● **What to do**: Pull each line holding "只招英语语种" out of the entries below.

● **Stored items**:
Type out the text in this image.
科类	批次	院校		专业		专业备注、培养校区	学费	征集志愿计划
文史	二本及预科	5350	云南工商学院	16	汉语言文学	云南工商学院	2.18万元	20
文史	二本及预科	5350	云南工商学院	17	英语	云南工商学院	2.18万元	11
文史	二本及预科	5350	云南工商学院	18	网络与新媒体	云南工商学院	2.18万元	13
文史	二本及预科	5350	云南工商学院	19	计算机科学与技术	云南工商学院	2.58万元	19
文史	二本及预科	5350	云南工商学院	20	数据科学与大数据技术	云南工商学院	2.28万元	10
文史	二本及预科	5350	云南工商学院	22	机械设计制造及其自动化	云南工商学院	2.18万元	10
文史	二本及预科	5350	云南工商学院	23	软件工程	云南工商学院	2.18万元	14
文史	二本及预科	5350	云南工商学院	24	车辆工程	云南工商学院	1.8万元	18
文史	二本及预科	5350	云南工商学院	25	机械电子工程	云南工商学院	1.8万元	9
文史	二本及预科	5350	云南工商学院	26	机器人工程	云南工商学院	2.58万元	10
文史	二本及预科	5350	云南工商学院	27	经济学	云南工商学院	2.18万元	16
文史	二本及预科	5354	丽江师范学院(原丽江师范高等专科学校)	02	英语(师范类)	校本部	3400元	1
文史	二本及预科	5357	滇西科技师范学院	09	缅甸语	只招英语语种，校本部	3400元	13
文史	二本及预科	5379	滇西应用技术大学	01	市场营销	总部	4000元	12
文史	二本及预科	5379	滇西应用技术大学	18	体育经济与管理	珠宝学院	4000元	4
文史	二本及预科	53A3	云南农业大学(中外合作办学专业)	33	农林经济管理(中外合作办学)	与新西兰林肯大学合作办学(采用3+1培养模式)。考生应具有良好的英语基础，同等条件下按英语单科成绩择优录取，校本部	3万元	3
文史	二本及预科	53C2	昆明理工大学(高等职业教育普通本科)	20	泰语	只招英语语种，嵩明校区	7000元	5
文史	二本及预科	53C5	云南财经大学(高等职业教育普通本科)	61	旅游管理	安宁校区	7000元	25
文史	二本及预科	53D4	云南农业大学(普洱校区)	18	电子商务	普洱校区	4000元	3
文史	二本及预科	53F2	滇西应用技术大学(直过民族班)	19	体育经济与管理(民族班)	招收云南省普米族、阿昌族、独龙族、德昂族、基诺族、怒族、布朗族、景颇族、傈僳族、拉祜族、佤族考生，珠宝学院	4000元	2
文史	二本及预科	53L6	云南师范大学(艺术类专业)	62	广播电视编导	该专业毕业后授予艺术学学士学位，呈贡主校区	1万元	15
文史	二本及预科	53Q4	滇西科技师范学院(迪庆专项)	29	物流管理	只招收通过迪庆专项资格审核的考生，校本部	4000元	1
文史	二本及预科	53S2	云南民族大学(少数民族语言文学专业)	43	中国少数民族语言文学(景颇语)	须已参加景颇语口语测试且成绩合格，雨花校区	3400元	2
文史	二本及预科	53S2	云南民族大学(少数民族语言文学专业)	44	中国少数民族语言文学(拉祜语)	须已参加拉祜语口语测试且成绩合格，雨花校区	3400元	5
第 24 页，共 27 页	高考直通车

● **Solution for this exercise**:
文史	二本及预科	5357	滇西科技师范学院	09	缅甸语	只招英语语种，校本部	3400元	13
文史	二本及预科	53C2	昆明理工大学(高等职业教育普通本科)	20	泰语	只招英语语种，嵩明校区	7000元	5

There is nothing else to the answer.